■ **The problem**
With the pictures left out, copy the listing below exactly.

:::

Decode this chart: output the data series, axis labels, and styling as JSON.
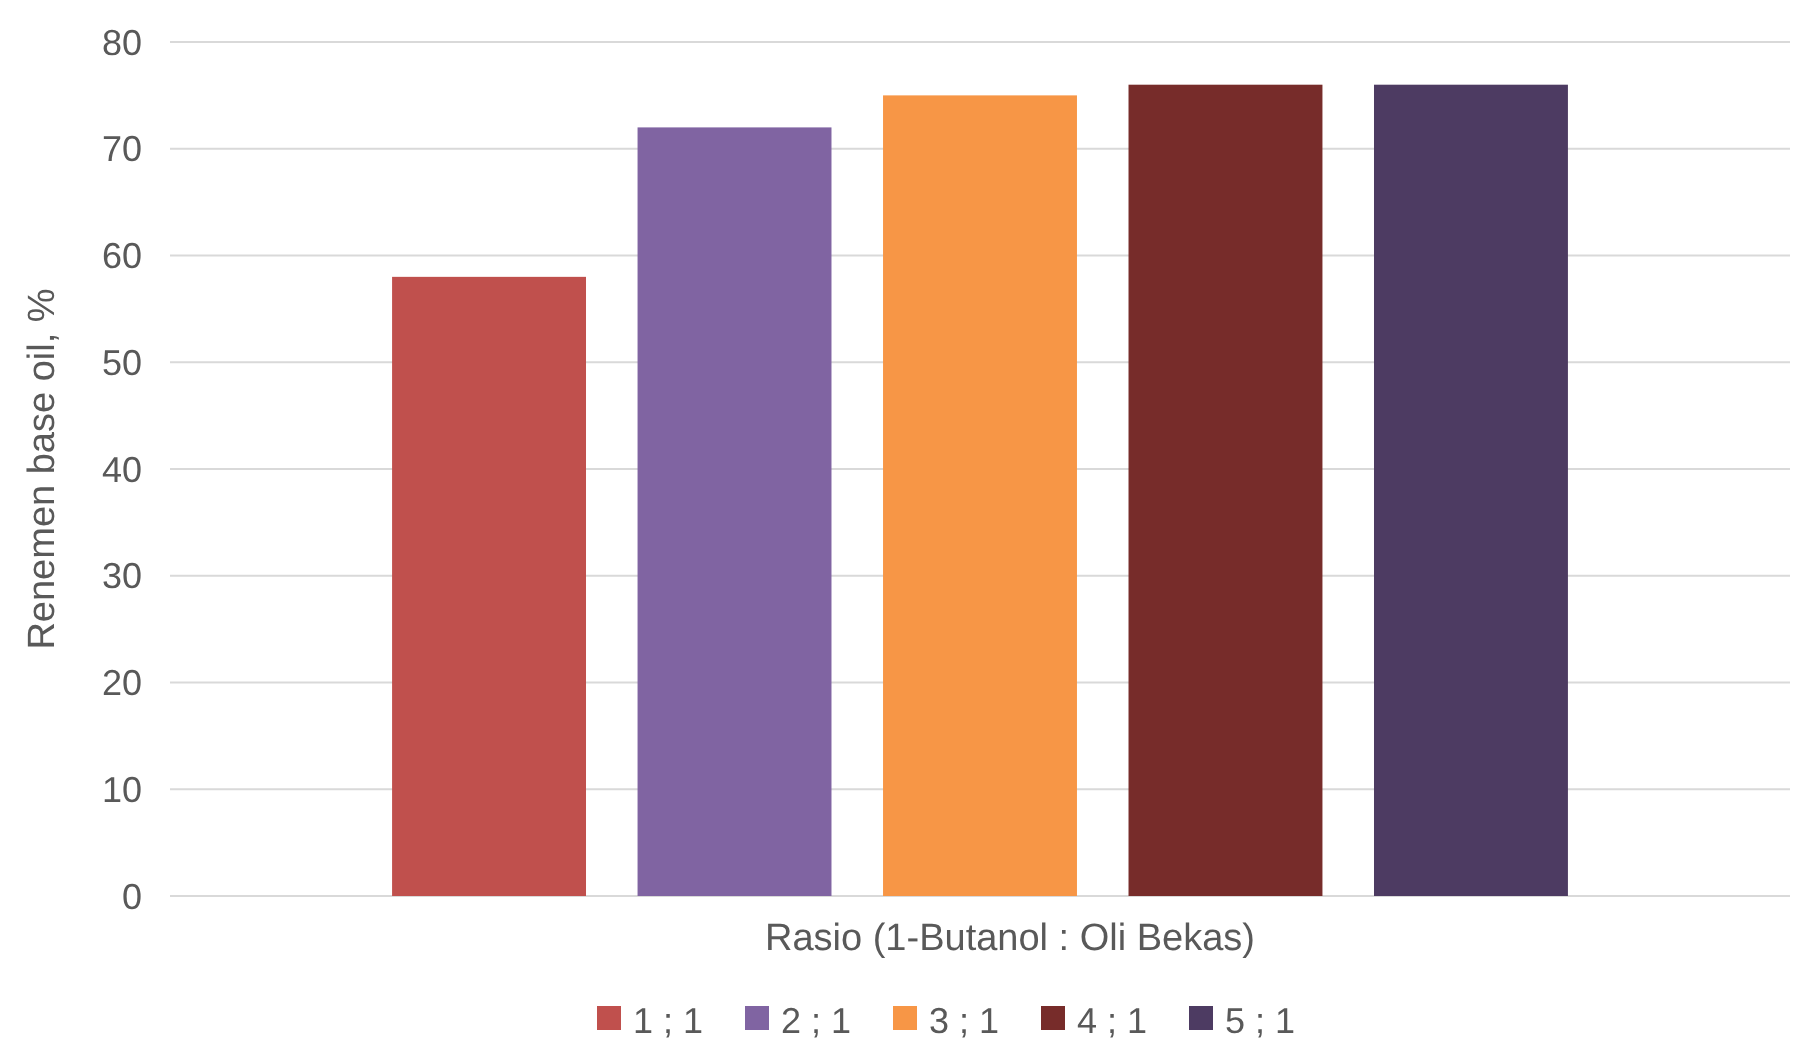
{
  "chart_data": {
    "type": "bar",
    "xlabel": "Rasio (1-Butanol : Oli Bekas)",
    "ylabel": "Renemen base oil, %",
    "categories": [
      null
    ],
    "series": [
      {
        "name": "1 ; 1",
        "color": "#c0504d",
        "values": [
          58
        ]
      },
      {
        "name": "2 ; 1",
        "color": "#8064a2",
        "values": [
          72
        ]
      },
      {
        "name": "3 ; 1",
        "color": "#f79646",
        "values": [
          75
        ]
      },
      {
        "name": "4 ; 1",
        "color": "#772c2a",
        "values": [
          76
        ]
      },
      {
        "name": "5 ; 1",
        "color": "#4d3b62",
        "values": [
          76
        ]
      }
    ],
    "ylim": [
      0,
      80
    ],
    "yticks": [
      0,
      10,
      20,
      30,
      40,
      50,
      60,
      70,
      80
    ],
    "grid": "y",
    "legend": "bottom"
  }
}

:::

■ **Solution to this problem**
Decode this chart: output the data series, axis labels, and styling as JSON.
{
  "chart_data": {
    "type": "bar",
    "xlabel": "Rasio (1-Butanol : Oli Bekas)",
    "ylabel": "Renemen base oil, %",
    "categories": [
      null
    ],
    "series": [
      {
        "name": "1 ; 1",
        "color": "#c0504d",
        "values": [
          58
        ]
      },
      {
        "name": "2 ; 1",
        "color": "#8064a2",
        "values": [
          72
        ]
      },
      {
        "name": "3 ; 1",
        "color": "#f79646",
        "values": [
          75
        ]
      },
      {
        "name": "4 ; 1",
        "color": "#772c2a",
        "values": [
          76
        ]
      },
      {
        "name": "5 ; 1",
        "color": "#4d3b62",
        "values": [
          76
        ]
      }
    ],
    "ylim": [
      0,
      80
    ],
    "yticks": [
      0,
      10,
      20,
      30,
      40,
      50,
      60,
      70,
      80
    ],
    "grid": "y",
    "legend": "bottom"
  }
}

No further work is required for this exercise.